─── INFORMATION PROVIDED ───

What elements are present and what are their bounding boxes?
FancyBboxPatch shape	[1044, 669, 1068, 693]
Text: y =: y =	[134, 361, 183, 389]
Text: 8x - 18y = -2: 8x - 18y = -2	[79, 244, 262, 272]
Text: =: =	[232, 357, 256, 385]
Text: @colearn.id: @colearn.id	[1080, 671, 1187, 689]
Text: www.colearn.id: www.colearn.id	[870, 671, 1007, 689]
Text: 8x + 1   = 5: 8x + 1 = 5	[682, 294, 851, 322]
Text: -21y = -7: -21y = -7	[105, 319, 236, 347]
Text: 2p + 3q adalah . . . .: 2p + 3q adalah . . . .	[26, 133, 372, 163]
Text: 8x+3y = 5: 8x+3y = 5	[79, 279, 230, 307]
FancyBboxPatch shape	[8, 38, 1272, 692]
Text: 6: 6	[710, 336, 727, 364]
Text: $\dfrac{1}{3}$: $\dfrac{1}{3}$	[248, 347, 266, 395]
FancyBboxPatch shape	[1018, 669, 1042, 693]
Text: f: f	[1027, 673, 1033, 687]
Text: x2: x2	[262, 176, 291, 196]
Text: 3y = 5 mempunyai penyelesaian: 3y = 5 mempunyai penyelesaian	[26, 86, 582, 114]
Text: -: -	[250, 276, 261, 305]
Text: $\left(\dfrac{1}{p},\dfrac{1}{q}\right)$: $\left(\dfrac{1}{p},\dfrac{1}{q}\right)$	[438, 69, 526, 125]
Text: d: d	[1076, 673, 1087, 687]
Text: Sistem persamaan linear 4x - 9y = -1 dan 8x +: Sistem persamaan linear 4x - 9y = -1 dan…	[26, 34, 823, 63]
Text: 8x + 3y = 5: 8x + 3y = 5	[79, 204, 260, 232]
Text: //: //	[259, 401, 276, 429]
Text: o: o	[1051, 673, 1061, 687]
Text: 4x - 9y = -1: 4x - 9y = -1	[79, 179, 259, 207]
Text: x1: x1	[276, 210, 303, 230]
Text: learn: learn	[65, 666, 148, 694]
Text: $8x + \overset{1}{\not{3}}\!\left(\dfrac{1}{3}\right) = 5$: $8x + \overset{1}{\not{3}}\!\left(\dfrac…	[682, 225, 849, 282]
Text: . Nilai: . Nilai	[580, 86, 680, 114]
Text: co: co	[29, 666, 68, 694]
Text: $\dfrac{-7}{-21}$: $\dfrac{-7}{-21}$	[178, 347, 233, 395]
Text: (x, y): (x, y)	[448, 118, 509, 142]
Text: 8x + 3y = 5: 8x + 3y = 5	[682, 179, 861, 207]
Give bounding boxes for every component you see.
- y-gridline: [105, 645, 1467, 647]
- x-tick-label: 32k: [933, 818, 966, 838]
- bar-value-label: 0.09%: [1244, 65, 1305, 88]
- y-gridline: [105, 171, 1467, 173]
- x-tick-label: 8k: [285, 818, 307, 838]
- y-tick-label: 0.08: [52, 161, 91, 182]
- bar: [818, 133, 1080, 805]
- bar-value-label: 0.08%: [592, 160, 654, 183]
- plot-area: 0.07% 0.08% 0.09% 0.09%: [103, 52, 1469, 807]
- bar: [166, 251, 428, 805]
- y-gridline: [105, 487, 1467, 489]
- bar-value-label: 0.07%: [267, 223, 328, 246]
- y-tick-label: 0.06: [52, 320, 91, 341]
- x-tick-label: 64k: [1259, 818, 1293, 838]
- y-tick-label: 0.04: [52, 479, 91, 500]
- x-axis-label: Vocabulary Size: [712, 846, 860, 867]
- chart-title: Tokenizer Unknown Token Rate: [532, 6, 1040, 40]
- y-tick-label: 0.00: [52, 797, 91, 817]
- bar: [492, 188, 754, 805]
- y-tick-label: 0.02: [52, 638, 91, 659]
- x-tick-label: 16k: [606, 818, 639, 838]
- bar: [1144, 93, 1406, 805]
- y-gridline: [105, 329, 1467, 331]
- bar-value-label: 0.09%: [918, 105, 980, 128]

───

● PROBLEM DESCRIPTION:
Tally the lines in the records above that contain the string "bounding", treating case as significant. Give only the number.

● REPLY:
2